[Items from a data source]
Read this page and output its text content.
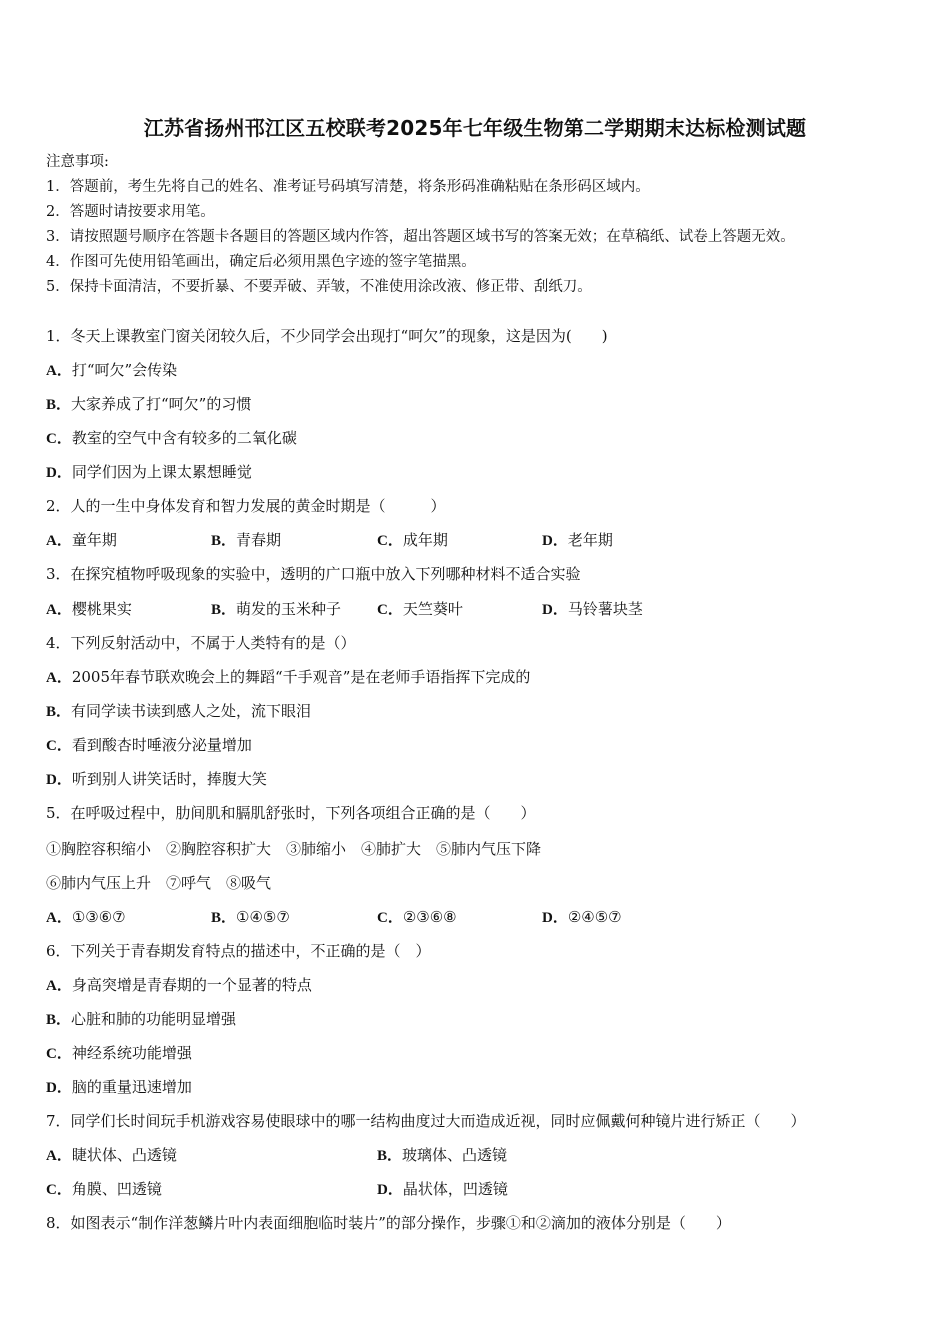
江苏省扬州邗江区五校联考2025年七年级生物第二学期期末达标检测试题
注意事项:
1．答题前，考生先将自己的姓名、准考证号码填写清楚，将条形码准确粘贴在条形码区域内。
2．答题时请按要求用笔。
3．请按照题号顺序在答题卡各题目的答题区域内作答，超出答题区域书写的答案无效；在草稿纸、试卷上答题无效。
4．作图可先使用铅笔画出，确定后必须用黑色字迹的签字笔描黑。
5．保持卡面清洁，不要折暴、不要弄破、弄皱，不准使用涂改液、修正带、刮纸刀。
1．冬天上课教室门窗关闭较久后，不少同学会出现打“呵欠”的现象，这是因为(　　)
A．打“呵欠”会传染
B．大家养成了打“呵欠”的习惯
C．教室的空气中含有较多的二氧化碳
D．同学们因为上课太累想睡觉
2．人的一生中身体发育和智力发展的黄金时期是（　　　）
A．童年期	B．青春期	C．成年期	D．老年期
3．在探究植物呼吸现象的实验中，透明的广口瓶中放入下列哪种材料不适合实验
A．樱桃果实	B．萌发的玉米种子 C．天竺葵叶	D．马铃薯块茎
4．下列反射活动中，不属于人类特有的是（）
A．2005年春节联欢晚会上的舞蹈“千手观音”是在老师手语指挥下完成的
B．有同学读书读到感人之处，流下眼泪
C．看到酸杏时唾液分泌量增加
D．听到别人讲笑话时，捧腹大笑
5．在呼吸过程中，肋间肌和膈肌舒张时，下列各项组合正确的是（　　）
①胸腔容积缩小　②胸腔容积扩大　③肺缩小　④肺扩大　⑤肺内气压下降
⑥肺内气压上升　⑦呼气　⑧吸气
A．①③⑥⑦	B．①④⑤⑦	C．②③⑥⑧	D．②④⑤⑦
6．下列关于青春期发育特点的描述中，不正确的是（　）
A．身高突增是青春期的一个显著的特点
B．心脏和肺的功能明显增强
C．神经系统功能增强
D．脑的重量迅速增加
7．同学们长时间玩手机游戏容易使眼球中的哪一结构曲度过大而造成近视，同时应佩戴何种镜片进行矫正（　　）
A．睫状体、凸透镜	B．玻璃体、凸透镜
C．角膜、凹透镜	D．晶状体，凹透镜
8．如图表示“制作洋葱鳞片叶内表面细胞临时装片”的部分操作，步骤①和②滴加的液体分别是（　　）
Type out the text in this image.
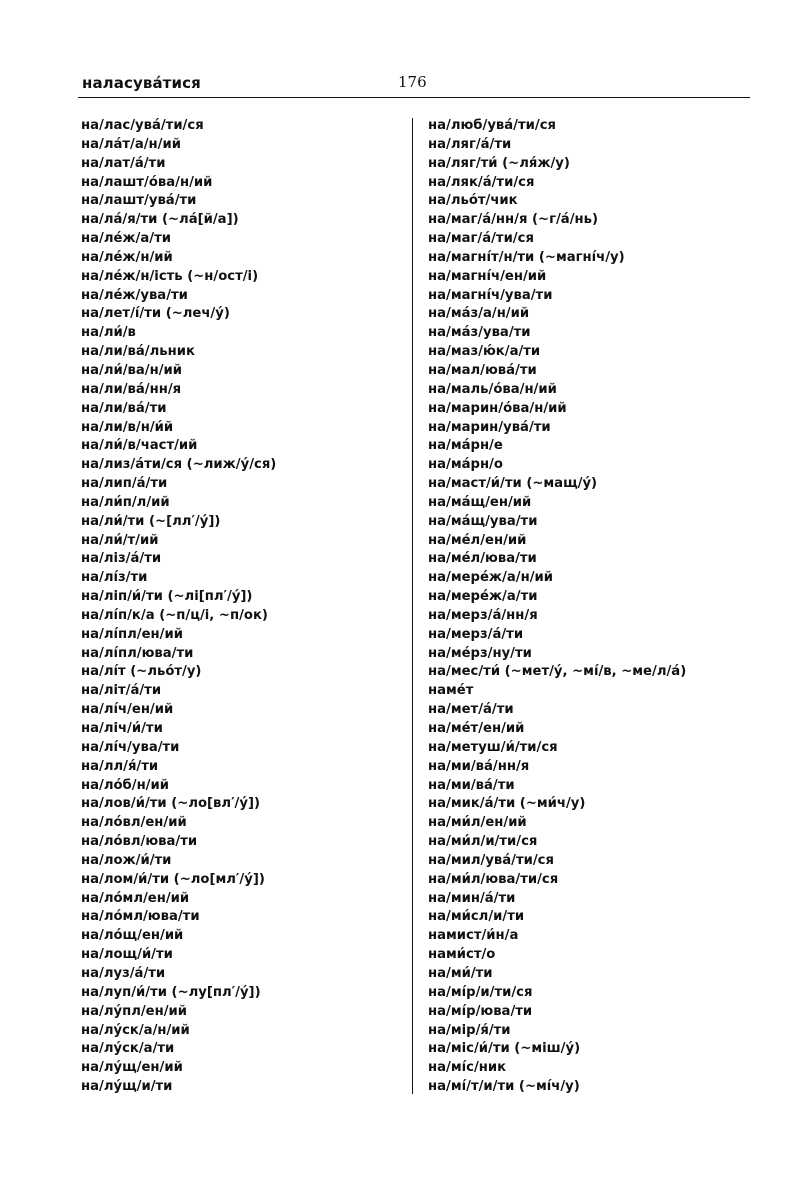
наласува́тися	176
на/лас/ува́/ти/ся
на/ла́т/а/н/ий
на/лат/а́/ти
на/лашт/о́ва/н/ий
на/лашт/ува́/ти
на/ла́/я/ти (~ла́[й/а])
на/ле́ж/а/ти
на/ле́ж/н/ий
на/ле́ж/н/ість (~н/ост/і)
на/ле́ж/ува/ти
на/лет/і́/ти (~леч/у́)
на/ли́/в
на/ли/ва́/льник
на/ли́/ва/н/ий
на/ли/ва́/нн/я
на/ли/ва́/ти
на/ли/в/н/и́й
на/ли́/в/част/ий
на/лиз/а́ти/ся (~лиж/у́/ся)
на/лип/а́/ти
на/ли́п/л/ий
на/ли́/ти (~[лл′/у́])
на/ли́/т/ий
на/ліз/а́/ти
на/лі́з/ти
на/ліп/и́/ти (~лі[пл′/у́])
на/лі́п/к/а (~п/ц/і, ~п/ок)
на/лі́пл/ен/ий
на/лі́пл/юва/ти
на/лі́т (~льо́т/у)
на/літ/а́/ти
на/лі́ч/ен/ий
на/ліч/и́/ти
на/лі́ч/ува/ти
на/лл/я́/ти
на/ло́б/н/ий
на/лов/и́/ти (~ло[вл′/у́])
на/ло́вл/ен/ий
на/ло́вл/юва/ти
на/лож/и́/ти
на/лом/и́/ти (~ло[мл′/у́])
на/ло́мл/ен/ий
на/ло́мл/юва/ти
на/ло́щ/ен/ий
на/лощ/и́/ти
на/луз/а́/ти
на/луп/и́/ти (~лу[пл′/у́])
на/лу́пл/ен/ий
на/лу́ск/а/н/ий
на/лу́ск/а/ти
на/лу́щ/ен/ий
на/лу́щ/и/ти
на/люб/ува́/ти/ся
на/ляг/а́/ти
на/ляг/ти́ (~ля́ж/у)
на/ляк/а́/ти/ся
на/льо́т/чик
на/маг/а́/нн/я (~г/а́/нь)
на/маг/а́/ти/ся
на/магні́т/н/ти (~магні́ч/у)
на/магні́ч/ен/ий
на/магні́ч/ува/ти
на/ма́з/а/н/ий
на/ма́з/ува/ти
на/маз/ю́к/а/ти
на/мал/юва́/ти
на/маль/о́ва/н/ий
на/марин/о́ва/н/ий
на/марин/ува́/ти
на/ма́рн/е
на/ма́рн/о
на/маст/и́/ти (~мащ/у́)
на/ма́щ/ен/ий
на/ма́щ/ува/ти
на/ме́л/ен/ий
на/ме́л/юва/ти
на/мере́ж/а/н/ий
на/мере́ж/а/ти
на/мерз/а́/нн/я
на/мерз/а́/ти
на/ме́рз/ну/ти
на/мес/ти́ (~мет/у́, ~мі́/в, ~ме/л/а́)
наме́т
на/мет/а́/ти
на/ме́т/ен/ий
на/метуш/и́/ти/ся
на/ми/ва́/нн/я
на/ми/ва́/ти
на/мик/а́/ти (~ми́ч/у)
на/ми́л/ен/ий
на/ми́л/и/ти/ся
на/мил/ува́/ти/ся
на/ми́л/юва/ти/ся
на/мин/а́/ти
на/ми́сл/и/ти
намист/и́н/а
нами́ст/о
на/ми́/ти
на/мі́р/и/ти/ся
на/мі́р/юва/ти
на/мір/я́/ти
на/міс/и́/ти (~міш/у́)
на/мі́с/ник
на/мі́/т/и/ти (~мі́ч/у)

=== Aim ===
Quote every entry exactly, with the pictures omitted.

=== Problem solution ===
Read this page and output its text content.
江苏省扬州邗江区五校联考2025年七年级生物第二学期期末达标检测试题
注意事项:
1．答题前，考生先将自己的姓名、准考证号码填写清楚，将条形码准确粘贴在条形码区域内。
2．答题时请按要求用笔。
3．请按照题号顺序在答题卡各题目的答题区域内作答，超出答题区域书写的答案无效；在草稿纸、试卷上答题无效。
4．作图可先使用铅笔画出，确定后必须用黑色字迹的签字笔描黑。
5．保持卡面清洁，不要折暴、不要弄破、弄皱，不准使用涂改液、修正带、刮纸刀。
1．冬天上课教室门窗关闭较久后，不少同学会出现打“呵欠”的现象，这是因为(　　)
A．打“呵欠”会传染
B．大家养成了打“呵欠”的习惯
C．教室的空气中含有较多的二氧化碳
D．同学们因为上课太累想睡觉
2．人的一生中身体发育和智力发展的黄金时期是（　　　）
A．童年期	B．青春期	C．成年期	D．老年期
3．在探究植物呼吸现象的实验中，透明的广口瓶中放入下列哪种材料不适合实验
A．樱桃果实	B．萌发的玉米种子 C．天竺葵叶	D．马铃薯块茎
4．下列反射活动中，不属于人类特有的是（）
A．2005年春节联欢晚会上的舞蹈“千手观音”是在老师手语指挥下完成的
B．有同学读书读到感人之处，流下眼泪
C．看到酸杏时唾液分泌量增加
D．听到别人讲笑话时，捧腹大笑
5．在呼吸过程中，肋间肌和膈肌舒张时，下列各项组合正确的是（　　）
①胸腔容积缩小　②胸腔容积扩大　③肺缩小　④肺扩大　⑤肺内气压下降
⑥肺内气压上升　⑦呼气　⑧吸气
A．①③⑥⑦	B．①④⑤⑦	C．②③⑥⑧	D．②④⑤⑦
6．下列关于青春期发育特点的描述中，不正确的是（　）
A．身高突增是青春期的一个显著的特点
B．心脏和肺的功能明显增强
C．神经系统功能增强
D．脑的重量迅速增加
7．同学们长时间玩手机游戏容易使眼球中的哪一结构曲度过大而造成近视，同时应佩戴何种镜片进行矫正（　　）
A．睫状体、凸透镜	B．玻璃体、凸透镜
C．角膜、凹透镜	D．晶状体，凹透镜
8．如图表示“制作洋葱鳞片叶内表面细胞临时装片”的部分操作，步骤①和②滴加的液体分别是（　　）
Type out the text in this image.
наласува́тися	176
на/лас/ува́/ти/ся
на/ла́т/а/н/ий
на/лат/а́/ти
на/лашт/о́ва/н/ий
на/лашт/ува́/ти
на/ла́/я/ти (~ла́[й/а])
на/ле́ж/а/ти
на/ле́ж/н/ий
на/ле́ж/н/ість (~н/ост/і)
на/ле́ж/ува/ти
на/лет/і́/ти (~леч/у́)
на/ли́/в
на/ли/ва́/льник
на/ли́/ва/н/ий
на/ли/ва́/нн/я
на/ли/ва́/ти
на/ли/в/н/и́й
на/ли́/в/част/ий
на/лиз/а́ти/ся (~лиж/у́/ся)
на/лип/а́/ти
на/ли́п/л/ий
на/ли́/ти (~[лл′/у́])
на/ли́/т/ий
на/ліз/а́/ти
на/лі́з/ти
на/ліп/и́/ти (~лі[пл′/у́])
на/лі́п/к/а (~п/ц/і, ~п/ок)
на/лі́пл/ен/ий
на/лі́пл/юва/ти
на/лі́т (~льо́т/у)
на/літ/а́/ти
на/лі́ч/ен/ий
на/ліч/и́/ти
на/лі́ч/ува/ти
на/лл/я́/ти
на/ло́б/н/ий
на/лов/и́/ти (~ло[вл′/у́])
на/ло́вл/ен/ий
на/ло́вл/юва/ти
на/лож/и́/ти
на/лом/и́/ти (~ло[мл′/у́])
на/ло́мл/ен/ий
на/ло́мл/юва/ти
на/ло́щ/ен/ий
на/лощ/и́/ти
на/луз/а́/ти
на/луп/и́/ти (~лу[пл′/у́])
на/лу́пл/ен/ий
на/лу́ск/а/н/ий
на/лу́ск/а/ти
на/лу́щ/ен/ий
на/лу́щ/и/ти
на/люб/ува́/ти/ся
на/ляг/а́/ти
на/ляг/ти́ (~ля́ж/у)
на/ляк/а́/ти/ся
на/льо́т/чик
на/маг/а́/нн/я (~г/а́/нь)
на/маг/а́/ти/ся
на/магні́т/н/ти (~магні́ч/у)
на/магні́ч/ен/ий
на/магні́ч/ува/ти
на/ма́з/а/н/ий
на/ма́з/ува/ти
на/маз/ю́к/а/ти
на/мал/юва́/ти
на/маль/о́ва/н/ий
на/марин/о́ва/н/ий
на/марин/ува́/ти
на/ма́рн/е
на/ма́рн/о
на/маст/и́/ти (~мащ/у́)
на/ма́щ/ен/ий
на/ма́щ/ува/ти
на/ме́л/ен/ий
на/ме́л/юва/ти
на/мере́ж/а/н/ий
на/мере́ж/а/ти
на/мерз/а́/нн/я
на/мерз/а́/ти
на/ме́рз/ну/ти
на/мес/ти́ (~мет/у́, ~мі́/в, ~ме/л/а́)
наме́т
на/мет/а́/ти
на/ме́т/ен/ий
на/метуш/и́/ти/ся
на/ми/ва́/нн/я
на/ми/ва́/ти
на/мик/а́/ти (~ми́ч/у)
на/ми́л/ен/ий
на/ми́л/и/ти/ся
на/мил/ува́/ти/ся
на/ми́л/юва/ти/ся
на/мин/а́/ти
на/ми́сл/и/ти
намист/и́н/а
нами́ст/о
на/ми́/ти
на/мі́р/и/ти/ся
на/мі́р/юва/ти
на/мір/я́/ти
на/міс/и́/ти (~міш/у́)
на/мі́с/ник
на/мі́/т/и/ти (~мі́ч/у)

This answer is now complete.